**TASK:** A line counts if it contains the word "contacto" at least once. State how many such lines the records contain, giving the number alone.

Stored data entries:
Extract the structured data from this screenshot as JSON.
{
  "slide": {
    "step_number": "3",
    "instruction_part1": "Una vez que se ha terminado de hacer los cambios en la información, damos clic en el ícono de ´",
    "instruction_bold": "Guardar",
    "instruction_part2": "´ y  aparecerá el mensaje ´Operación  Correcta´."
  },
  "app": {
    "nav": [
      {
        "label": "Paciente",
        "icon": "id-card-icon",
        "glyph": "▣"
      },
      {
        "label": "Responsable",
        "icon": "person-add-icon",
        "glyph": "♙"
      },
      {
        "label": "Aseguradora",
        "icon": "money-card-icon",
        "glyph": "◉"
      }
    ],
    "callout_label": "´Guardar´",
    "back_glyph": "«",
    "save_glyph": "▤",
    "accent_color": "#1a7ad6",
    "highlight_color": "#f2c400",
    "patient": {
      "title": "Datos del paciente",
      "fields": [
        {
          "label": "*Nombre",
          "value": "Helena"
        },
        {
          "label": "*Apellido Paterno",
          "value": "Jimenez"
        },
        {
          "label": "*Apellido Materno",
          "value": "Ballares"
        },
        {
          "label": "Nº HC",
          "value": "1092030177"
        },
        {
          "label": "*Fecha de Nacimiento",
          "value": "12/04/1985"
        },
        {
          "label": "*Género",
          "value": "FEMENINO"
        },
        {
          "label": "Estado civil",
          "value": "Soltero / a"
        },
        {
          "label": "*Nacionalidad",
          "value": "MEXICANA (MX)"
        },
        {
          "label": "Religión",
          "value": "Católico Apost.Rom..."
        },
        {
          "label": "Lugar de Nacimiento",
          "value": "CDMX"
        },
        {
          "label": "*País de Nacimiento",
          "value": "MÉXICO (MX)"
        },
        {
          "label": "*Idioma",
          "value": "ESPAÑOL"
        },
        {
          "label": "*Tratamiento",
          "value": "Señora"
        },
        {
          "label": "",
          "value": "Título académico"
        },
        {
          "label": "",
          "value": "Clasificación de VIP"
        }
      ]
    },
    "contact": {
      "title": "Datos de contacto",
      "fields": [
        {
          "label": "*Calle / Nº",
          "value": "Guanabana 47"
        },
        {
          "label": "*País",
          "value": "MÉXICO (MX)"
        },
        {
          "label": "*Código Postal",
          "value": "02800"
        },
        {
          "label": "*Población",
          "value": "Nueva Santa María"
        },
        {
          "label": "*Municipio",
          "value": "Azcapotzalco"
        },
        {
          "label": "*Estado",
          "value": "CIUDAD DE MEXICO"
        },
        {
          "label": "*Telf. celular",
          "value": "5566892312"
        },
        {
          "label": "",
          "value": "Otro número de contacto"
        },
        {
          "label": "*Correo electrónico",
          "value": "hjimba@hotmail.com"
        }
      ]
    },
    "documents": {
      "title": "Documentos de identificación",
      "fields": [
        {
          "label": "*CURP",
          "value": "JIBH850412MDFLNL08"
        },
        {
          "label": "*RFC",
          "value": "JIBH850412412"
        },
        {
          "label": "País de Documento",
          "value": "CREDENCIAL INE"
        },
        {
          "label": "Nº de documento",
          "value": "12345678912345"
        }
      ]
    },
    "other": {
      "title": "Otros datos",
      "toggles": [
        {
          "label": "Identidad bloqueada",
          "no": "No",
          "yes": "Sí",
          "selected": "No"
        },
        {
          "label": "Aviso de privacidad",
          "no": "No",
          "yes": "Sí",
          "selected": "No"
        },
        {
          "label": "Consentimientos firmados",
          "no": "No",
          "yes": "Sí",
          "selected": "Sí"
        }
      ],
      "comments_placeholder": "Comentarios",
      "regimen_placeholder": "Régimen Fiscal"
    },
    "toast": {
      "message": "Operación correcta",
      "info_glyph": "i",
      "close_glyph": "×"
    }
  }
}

**THE COMPLETED TASK:** 2